▶ **EXERCISE PROMPT**
List each line of the data that holds the string "охранной", please.

***

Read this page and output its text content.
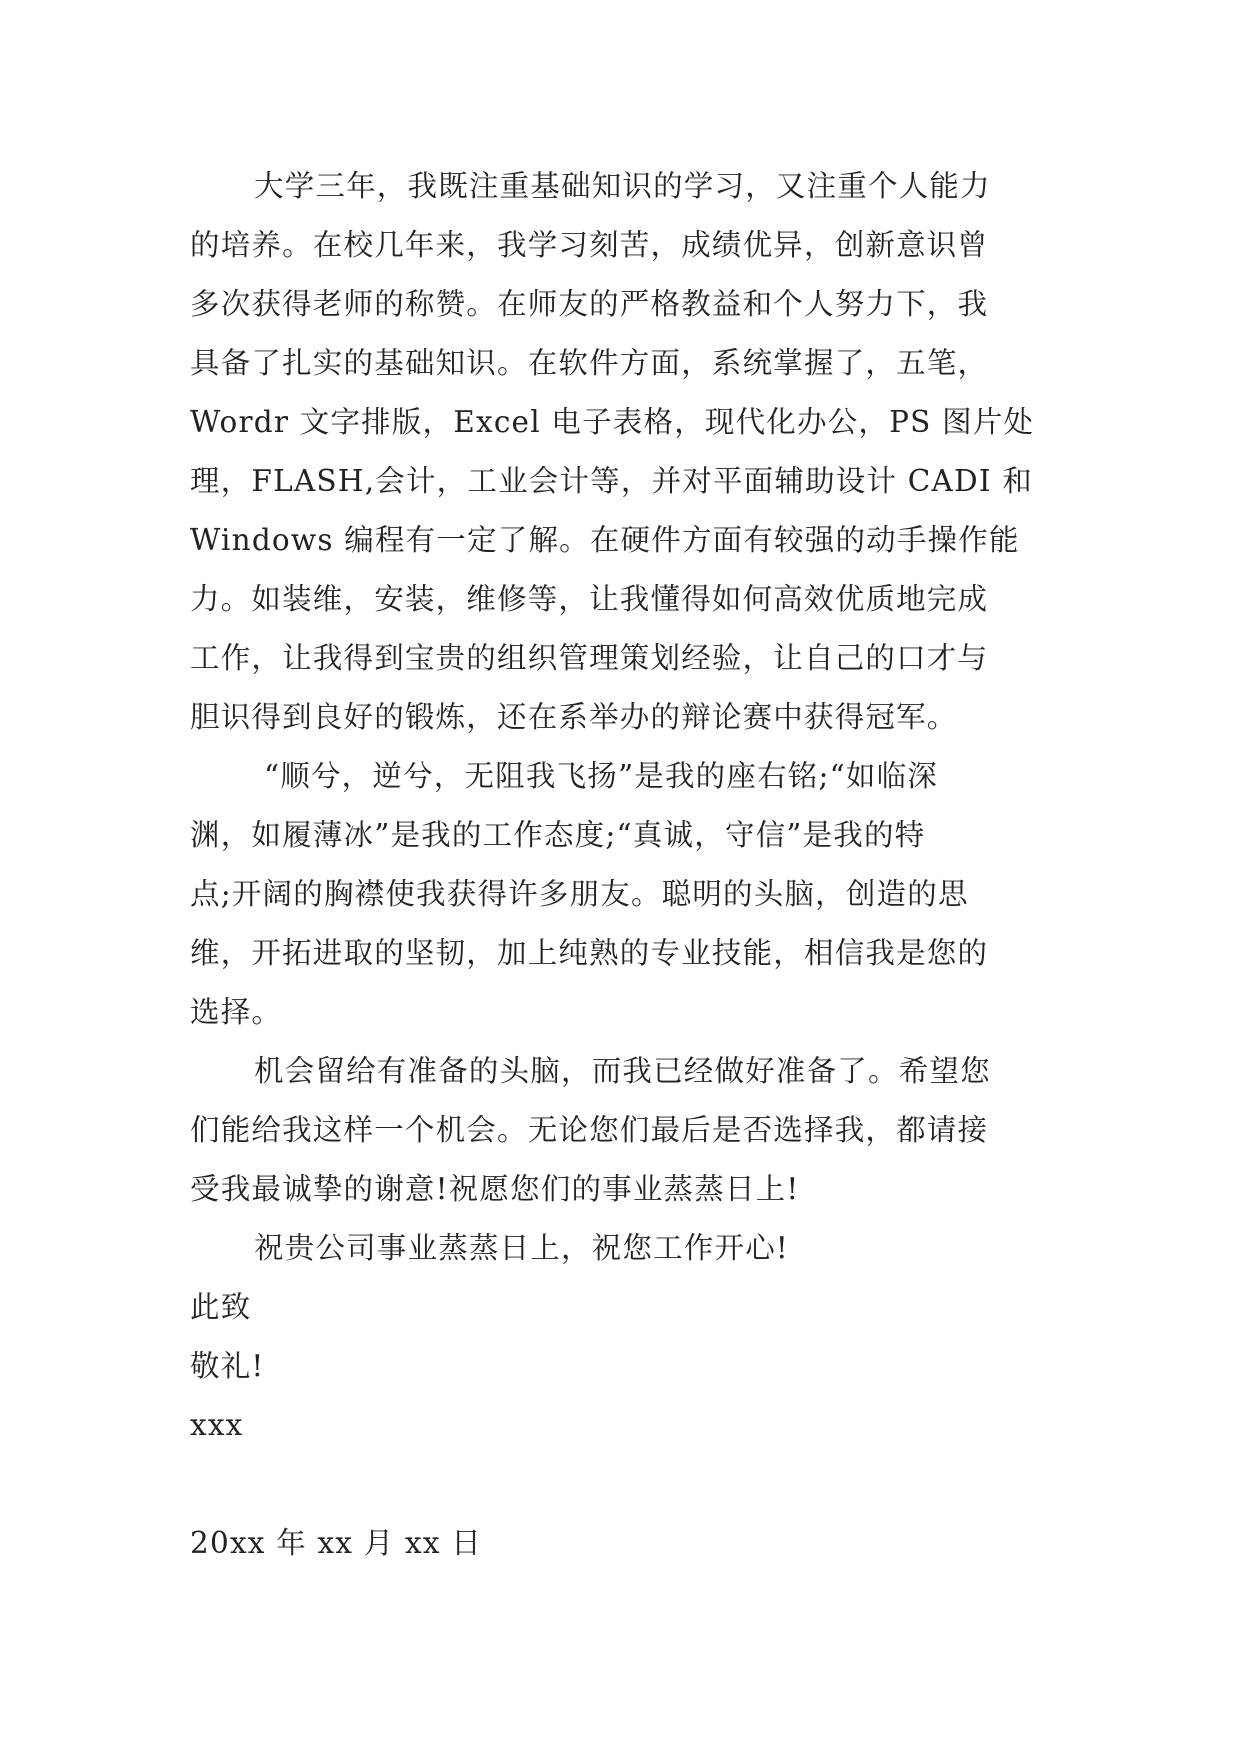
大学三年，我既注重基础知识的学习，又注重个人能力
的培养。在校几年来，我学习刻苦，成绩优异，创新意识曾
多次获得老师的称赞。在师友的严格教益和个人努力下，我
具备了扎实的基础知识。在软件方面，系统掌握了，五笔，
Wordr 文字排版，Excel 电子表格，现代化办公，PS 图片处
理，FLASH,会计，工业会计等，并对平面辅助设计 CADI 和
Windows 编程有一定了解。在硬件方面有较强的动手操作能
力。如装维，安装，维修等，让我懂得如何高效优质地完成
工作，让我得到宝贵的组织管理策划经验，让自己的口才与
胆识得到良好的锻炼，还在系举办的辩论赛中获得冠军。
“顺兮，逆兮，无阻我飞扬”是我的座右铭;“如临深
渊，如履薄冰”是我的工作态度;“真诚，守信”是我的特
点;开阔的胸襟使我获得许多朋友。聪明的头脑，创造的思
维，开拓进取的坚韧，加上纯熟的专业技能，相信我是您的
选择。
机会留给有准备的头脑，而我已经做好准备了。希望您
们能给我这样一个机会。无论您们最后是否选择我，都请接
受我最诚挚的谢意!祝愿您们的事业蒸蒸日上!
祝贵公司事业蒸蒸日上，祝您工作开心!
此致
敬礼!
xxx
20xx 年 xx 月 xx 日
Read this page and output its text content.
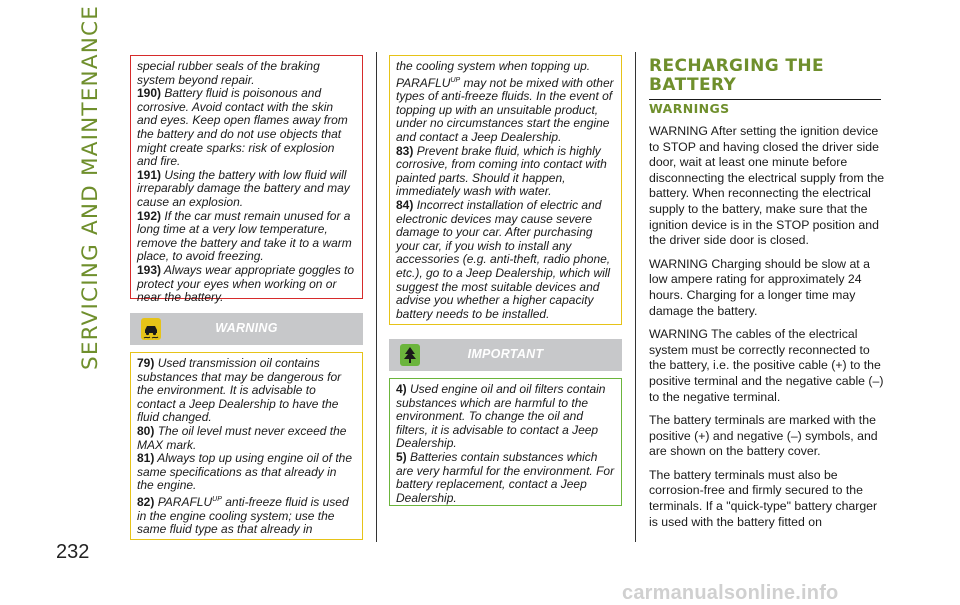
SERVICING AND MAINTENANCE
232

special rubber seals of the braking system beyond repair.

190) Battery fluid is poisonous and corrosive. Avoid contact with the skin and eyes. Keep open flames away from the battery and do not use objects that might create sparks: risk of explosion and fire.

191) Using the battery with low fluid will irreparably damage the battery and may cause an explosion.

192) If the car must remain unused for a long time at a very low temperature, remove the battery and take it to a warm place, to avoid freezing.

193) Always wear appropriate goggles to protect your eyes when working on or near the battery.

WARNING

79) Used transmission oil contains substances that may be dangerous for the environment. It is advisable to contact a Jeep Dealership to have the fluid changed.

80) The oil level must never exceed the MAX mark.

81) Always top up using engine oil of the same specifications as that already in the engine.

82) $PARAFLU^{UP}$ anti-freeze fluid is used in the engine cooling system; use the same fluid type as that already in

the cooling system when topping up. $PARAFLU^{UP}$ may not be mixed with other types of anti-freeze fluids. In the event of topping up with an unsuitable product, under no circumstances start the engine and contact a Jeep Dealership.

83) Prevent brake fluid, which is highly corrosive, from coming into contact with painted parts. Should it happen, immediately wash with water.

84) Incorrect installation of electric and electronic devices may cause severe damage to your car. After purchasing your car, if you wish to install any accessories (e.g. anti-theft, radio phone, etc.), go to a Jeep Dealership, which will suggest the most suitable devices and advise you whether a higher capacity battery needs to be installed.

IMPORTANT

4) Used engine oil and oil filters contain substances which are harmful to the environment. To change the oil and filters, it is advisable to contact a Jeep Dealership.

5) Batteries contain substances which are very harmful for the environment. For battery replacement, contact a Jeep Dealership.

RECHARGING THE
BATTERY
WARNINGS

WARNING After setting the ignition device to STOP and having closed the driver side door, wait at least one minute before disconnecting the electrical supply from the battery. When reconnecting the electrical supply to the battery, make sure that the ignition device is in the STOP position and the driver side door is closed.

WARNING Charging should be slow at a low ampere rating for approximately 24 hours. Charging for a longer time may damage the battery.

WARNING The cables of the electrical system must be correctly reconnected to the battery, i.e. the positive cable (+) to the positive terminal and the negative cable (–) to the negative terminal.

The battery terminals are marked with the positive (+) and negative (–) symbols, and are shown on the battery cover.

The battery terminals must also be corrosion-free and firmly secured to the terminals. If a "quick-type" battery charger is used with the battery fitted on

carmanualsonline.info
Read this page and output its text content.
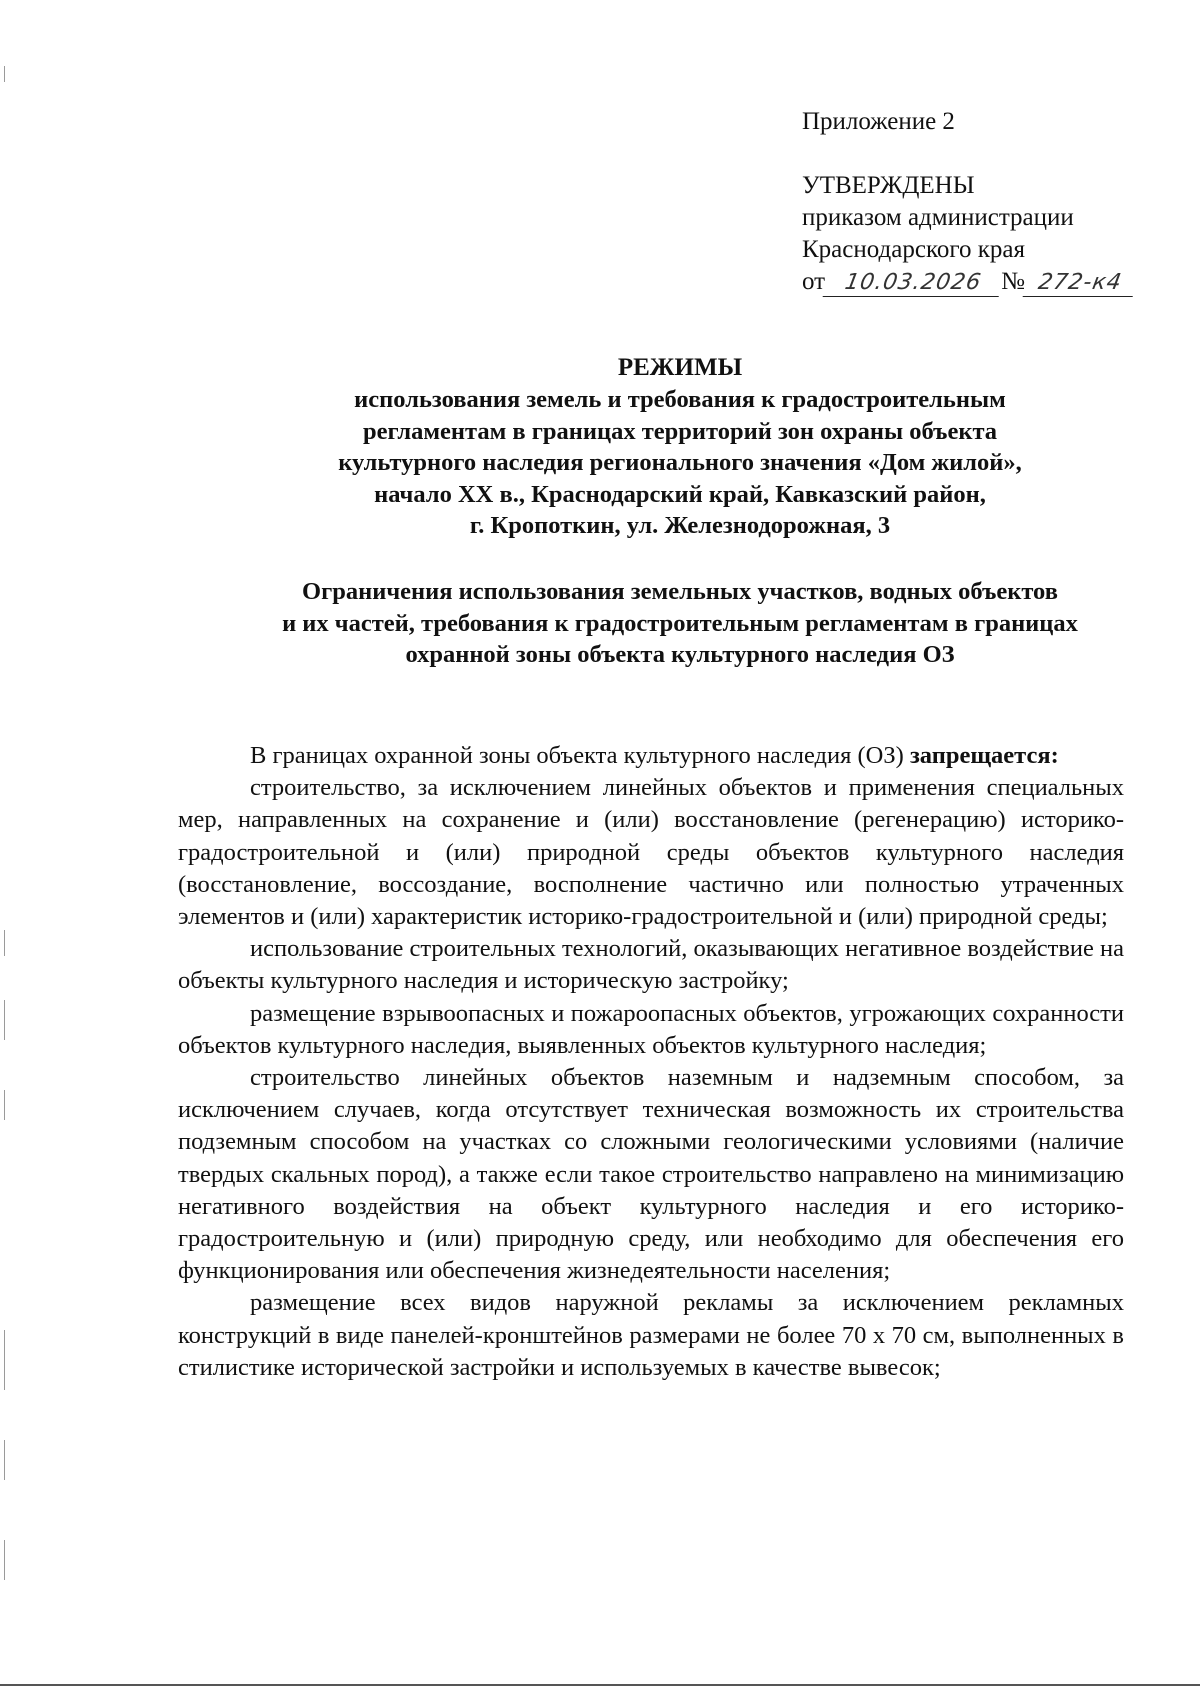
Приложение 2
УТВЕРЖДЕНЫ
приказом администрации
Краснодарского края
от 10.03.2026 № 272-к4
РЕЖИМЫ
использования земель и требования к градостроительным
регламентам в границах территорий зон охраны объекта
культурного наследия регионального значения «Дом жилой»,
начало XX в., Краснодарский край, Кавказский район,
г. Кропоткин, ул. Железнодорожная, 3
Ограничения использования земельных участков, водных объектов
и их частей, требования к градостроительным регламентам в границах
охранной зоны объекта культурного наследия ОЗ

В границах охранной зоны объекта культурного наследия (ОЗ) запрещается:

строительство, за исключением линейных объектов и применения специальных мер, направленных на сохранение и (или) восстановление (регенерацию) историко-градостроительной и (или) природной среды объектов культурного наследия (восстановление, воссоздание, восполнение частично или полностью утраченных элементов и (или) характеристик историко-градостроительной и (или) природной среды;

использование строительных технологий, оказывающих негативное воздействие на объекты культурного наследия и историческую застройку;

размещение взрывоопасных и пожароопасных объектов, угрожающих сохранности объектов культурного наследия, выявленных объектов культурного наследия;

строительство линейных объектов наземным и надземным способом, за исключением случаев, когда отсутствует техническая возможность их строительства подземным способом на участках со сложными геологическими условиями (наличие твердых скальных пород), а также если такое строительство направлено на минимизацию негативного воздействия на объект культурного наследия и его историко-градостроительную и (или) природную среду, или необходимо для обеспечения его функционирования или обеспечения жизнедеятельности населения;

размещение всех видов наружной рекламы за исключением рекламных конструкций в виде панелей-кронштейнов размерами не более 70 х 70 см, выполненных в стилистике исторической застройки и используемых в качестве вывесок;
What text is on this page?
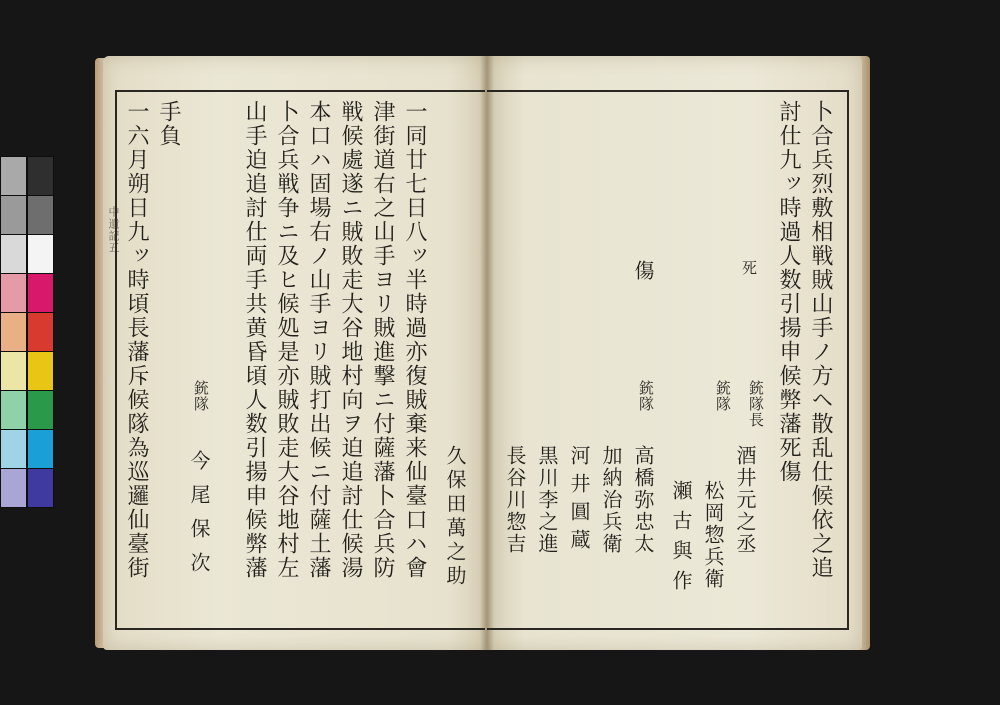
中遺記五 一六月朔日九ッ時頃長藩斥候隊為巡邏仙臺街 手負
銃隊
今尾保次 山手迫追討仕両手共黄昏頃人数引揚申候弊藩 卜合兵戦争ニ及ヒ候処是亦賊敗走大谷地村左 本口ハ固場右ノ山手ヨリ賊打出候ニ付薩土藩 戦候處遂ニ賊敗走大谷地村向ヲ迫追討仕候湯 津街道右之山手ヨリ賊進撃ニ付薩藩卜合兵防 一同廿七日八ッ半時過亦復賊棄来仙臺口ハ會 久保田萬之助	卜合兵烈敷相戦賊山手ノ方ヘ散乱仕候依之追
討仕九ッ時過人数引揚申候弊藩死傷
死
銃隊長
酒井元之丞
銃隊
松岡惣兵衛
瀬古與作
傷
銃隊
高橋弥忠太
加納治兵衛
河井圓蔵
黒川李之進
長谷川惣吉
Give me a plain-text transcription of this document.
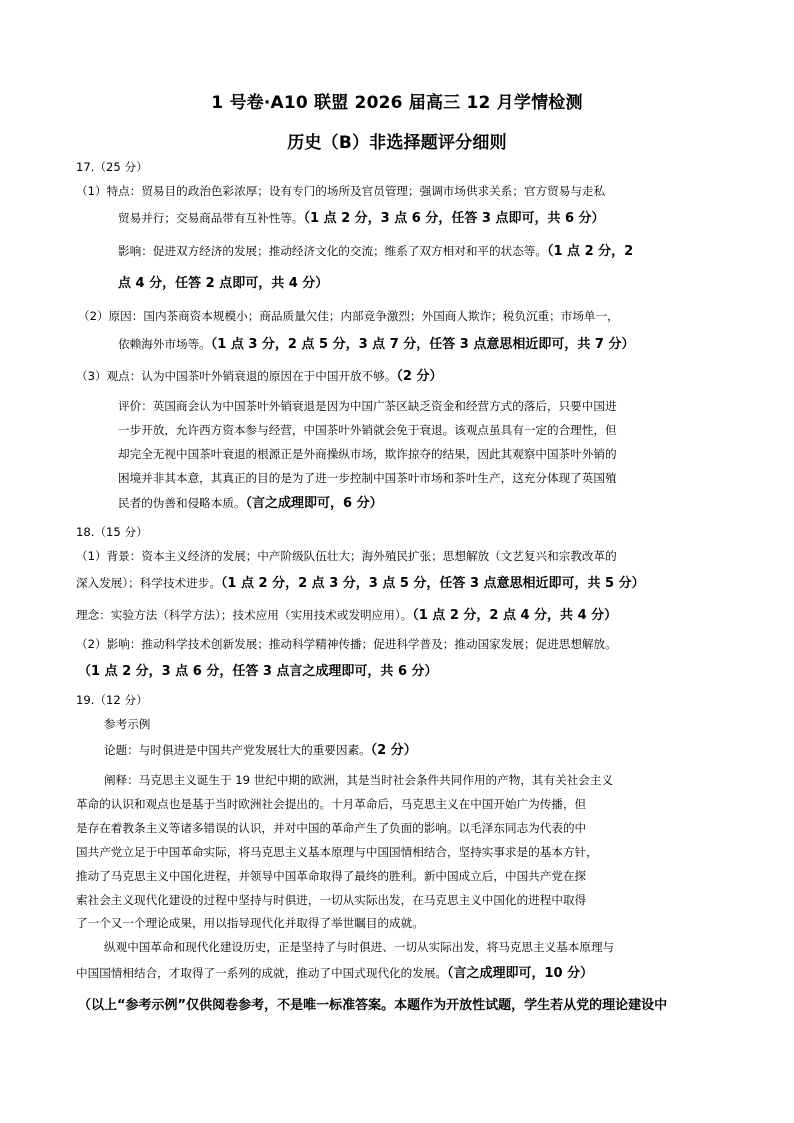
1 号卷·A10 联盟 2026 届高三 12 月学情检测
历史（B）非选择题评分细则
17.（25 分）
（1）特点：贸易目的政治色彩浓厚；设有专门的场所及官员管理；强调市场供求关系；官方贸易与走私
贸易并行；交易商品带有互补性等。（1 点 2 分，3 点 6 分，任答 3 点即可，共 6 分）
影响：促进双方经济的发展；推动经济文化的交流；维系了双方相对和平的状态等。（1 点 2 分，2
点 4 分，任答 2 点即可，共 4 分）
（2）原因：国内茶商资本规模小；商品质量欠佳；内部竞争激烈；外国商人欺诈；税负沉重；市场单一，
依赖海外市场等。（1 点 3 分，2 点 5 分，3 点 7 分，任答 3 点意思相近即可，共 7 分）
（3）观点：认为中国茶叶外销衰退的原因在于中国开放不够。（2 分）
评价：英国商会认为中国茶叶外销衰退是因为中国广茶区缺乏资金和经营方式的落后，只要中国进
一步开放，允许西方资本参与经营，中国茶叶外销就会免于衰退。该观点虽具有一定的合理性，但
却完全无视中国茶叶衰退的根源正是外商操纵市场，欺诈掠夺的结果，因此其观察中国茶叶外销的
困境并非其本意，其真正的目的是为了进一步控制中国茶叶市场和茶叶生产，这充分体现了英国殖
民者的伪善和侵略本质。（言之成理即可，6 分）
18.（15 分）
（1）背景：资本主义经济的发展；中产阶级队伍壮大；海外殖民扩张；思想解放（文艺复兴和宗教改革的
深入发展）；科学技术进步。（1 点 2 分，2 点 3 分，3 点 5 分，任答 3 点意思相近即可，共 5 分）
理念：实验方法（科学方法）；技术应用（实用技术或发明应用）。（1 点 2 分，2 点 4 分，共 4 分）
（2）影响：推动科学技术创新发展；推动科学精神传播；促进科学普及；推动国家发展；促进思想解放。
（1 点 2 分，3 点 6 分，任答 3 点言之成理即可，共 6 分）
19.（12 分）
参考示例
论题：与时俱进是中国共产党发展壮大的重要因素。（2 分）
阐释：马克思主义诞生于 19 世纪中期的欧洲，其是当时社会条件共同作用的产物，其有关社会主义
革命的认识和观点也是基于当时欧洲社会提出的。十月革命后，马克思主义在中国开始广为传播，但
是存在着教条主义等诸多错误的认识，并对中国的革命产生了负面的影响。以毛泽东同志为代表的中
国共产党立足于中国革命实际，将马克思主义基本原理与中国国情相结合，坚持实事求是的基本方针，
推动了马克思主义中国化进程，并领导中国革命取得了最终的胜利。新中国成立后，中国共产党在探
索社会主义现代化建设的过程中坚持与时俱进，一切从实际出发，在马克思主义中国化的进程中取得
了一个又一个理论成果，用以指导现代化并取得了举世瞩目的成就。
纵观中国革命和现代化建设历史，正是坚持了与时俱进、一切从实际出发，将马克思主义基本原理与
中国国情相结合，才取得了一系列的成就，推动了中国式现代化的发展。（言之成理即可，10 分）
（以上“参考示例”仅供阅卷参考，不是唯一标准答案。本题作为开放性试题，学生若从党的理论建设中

***

▶ **THE RESULT**
охранной зоны объекта культурного наследия ОЗ
В границах охранной зоны объекта культурного наследия (ОЗ) запрещается:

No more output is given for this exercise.